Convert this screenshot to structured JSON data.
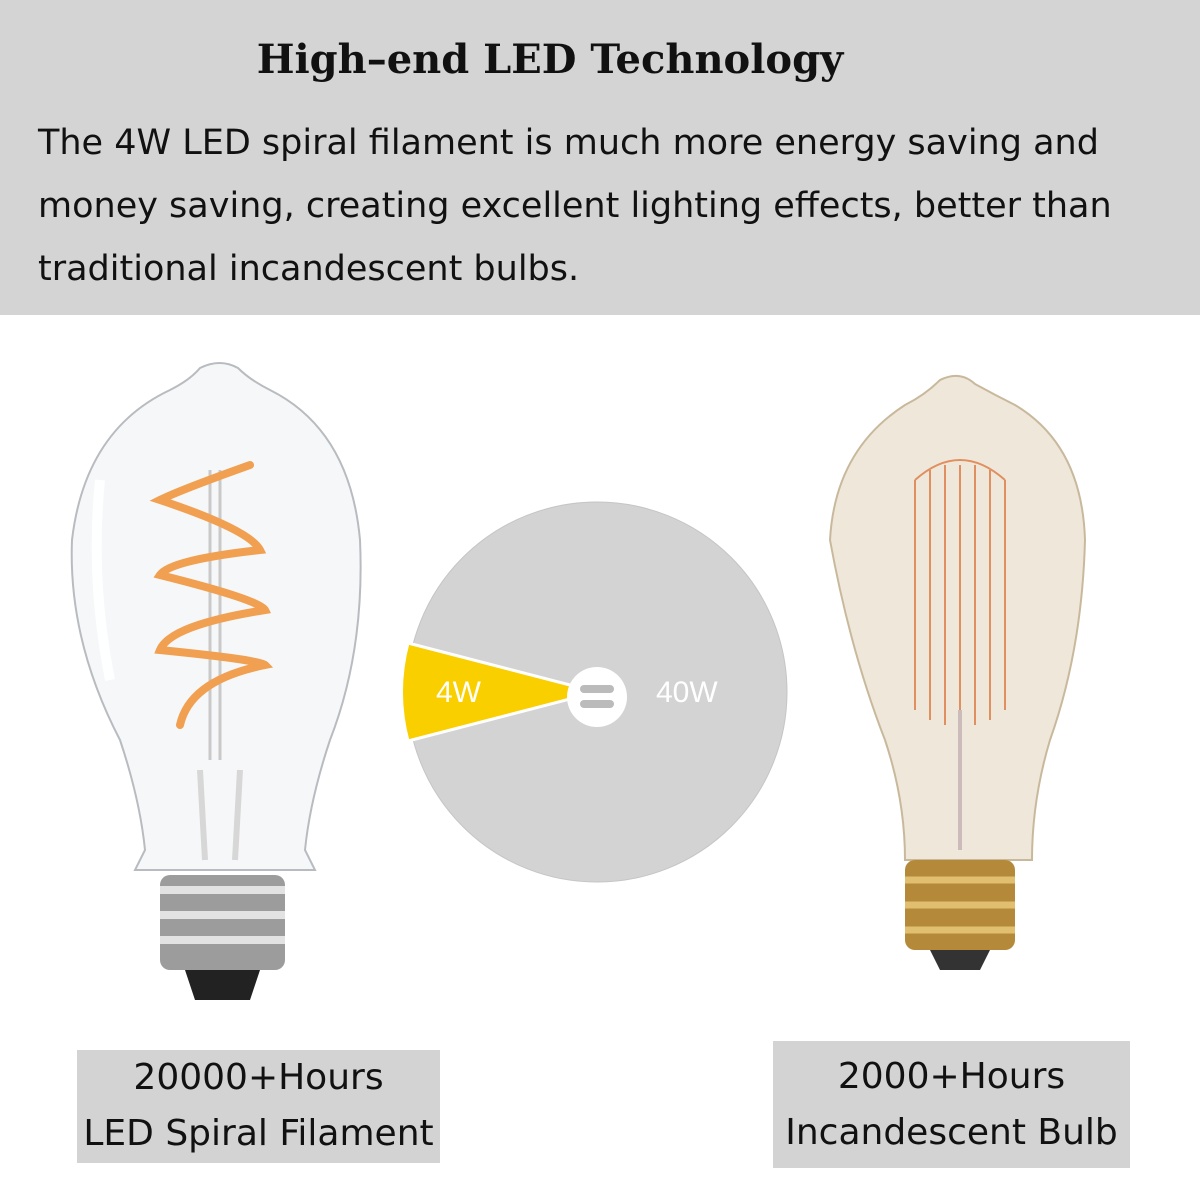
{
  "header": {
    "title": "High–end LED Technology",
    "description": "The 4W LED spiral filament is much more energy saving and money saving, creating excellent lighting effects, better than traditional incandescent bulbs."
  },
  "comparison": {
    "led_wattage": "4W",
    "incandescent_wattage": "40W",
    "equals_icon": "equals-icon",
    "led_color": "#F9CF00",
    "circle_color": "#D3D3D3"
  },
  "left_bulb": {
    "hours": "20000+Hours",
    "name": "LED Spiral Filament"
  },
  "right_bulb": {
    "hours": "2000+Hours",
    "name": "Incandescent Bulb"
  }
}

+===+

Reproduce every line precisely as given, omitting all pictures.

Convert this screenshot to structured JSON data.
{
  "header": {
    "title": "High–end LED Technology",
    "description": "The 4W LED spiral filament is much more energy saving and money saving, creating excellent lighting effects, better than traditional incandescent bulbs."
  },
  "comparison": {
    "led_wattage": "4W",
    "incandescent_wattage": "40W",
    "equals_icon": "equals-icon",
    "led_color": "#F9CF00",
    "circle_color": "#D3D3D3"
  },
  "left_bulb": {
    "hours": "20000+Hours",
    "name": "LED Spiral Filament"
  },
  "right_bulb": {
    "hours": "2000+Hours",
    "name": "Incandescent Bulb"
  }
}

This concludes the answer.